## begin INPUT

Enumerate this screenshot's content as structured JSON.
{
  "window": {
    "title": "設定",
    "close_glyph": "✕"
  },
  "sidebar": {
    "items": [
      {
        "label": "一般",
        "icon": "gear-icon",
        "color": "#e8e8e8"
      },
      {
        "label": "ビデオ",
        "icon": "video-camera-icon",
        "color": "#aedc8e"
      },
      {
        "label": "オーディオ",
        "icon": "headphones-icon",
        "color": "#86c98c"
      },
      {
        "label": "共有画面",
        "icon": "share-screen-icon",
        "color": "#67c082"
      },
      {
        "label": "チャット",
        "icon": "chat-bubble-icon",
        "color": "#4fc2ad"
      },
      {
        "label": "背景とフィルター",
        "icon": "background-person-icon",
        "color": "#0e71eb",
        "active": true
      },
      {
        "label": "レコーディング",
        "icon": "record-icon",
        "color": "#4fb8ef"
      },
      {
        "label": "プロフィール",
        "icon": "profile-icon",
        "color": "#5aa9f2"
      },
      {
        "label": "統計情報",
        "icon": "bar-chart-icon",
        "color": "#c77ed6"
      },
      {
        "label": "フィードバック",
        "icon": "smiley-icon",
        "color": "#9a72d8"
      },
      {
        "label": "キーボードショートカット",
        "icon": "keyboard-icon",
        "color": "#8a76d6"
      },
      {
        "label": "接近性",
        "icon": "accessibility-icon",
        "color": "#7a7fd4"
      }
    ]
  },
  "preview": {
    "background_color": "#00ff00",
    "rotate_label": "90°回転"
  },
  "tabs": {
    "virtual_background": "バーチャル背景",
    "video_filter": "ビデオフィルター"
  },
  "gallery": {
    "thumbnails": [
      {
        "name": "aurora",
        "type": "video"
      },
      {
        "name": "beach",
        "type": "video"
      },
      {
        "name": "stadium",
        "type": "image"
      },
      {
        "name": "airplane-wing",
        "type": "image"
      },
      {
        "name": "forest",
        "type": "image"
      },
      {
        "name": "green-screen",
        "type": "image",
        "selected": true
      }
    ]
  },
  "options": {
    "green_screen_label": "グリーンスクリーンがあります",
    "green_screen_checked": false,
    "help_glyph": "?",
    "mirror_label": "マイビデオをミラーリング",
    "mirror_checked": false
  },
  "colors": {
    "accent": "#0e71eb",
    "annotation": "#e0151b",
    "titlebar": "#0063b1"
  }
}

## end INPUT

WHAT YOU HAVE TO DO -> Output every entry shown above, exactly.

FULL ANSWER ->
Enumerate this screenshot's content as structured JSON.
{
  "window": {
    "title": "設定",
    "close_glyph": "✕"
  },
  "sidebar": {
    "items": [
      {
        "label": "一般",
        "icon": "gear-icon",
        "color": "#e8e8e8"
      },
      {
        "label": "ビデオ",
        "icon": "video-camera-icon",
        "color": "#aedc8e"
      },
      {
        "label": "オーディオ",
        "icon": "headphones-icon",
        "color": "#86c98c"
      },
      {
        "label": "共有画面",
        "icon": "share-screen-icon",
        "color": "#67c082"
      },
      {
        "label": "チャット",
        "icon": "chat-bubble-icon",
        "color": "#4fc2ad"
      },
      {
        "label": "背景とフィルター",
        "icon": "background-person-icon",
        "color": "#0e71eb",
        "active": true
      },
      {
        "label": "レコーディング",
        "icon": "record-icon",
        "color": "#4fb8ef"
      },
      {
        "label": "プロフィール",
        "icon": "profile-icon",
        "color": "#5aa9f2"
      },
      {
        "label": "統計情報",
        "icon": "bar-chart-icon",
        "color": "#c77ed6"
      },
      {
        "label": "フィードバック",
        "icon": "smiley-icon",
        "color": "#9a72d8"
      },
      {
        "label": "キーボードショートカット",
        "icon": "keyboard-icon",
        "color": "#8a76d6"
      },
      {
        "label": "接近性",
        "icon": "accessibility-icon",
        "color": "#7a7fd4"
      }
    ]
  },
  "preview": {
    "background_color": "#00ff00",
    "rotate_label": "90°回転"
  },
  "tabs": {
    "virtual_background": "バーチャル背景",
    "video_filter": "ビデオフィルター"
  },
  "gallery": {
    "thumbnails": [
      {
        "name": "aurora",
        "type": "video"
      },
      {
        "name": "beach",
        "type": "video"
      },
      {
        "name": "stadium",
        "type": "image"
      },
      {
        "name": "airplane-wing",
        "type": "image"
      },
      {
        "name": "forest",
        "type": "image"
      },
      {
        "name": "green-screen",
        "type": "image",
        "selected": true
      }
    ]
  },
  "options": {
    "green_screen_label": "グリーンスクリーンがあります",
    "green_screen_checked": false,
    "help_glyph": "?",
    "mirror_label": "マイビデオをミラーリング",
    "mirror_checked": false
  },
  "colors": {
    "accent": "#0e71eb",
    "annotation": "#e0151b",
    "titlebar": "#0063b1"
  }
}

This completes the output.